*Instructions to follow*
From the entries below, pull out each line where "Improve" appears.

*Records for the task*
▼▼▼

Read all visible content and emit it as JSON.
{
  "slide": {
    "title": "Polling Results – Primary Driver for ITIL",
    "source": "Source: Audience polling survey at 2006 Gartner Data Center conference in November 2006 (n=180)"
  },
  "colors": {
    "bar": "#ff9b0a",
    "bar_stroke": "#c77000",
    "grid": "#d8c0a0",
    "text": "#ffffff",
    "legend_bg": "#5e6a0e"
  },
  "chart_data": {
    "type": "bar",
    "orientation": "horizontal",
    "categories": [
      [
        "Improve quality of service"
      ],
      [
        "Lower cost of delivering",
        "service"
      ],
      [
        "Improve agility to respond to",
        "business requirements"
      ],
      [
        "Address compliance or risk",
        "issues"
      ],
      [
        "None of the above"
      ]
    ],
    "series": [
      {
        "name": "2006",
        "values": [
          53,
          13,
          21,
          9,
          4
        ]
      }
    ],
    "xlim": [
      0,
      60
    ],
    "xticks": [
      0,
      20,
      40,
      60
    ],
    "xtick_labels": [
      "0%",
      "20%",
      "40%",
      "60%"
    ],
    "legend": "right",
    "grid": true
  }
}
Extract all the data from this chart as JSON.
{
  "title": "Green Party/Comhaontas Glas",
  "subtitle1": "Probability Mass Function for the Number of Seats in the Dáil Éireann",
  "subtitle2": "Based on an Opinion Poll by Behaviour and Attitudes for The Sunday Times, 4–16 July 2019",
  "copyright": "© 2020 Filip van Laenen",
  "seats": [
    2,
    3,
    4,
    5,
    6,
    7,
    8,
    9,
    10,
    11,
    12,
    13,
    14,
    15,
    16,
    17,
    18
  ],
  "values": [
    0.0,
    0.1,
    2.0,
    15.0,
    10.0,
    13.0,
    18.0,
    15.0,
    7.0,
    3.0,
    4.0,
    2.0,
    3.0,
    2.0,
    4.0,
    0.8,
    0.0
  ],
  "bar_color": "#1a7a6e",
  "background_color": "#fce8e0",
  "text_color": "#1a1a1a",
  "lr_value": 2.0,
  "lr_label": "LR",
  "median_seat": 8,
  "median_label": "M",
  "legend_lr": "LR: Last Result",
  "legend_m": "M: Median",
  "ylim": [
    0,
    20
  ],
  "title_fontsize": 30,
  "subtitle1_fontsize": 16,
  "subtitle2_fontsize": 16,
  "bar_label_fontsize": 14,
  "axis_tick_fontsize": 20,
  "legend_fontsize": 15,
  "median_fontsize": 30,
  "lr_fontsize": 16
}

▲▲▲

*Finished exercise*
        "Improve quality of service"
        "Improve agility to respond to",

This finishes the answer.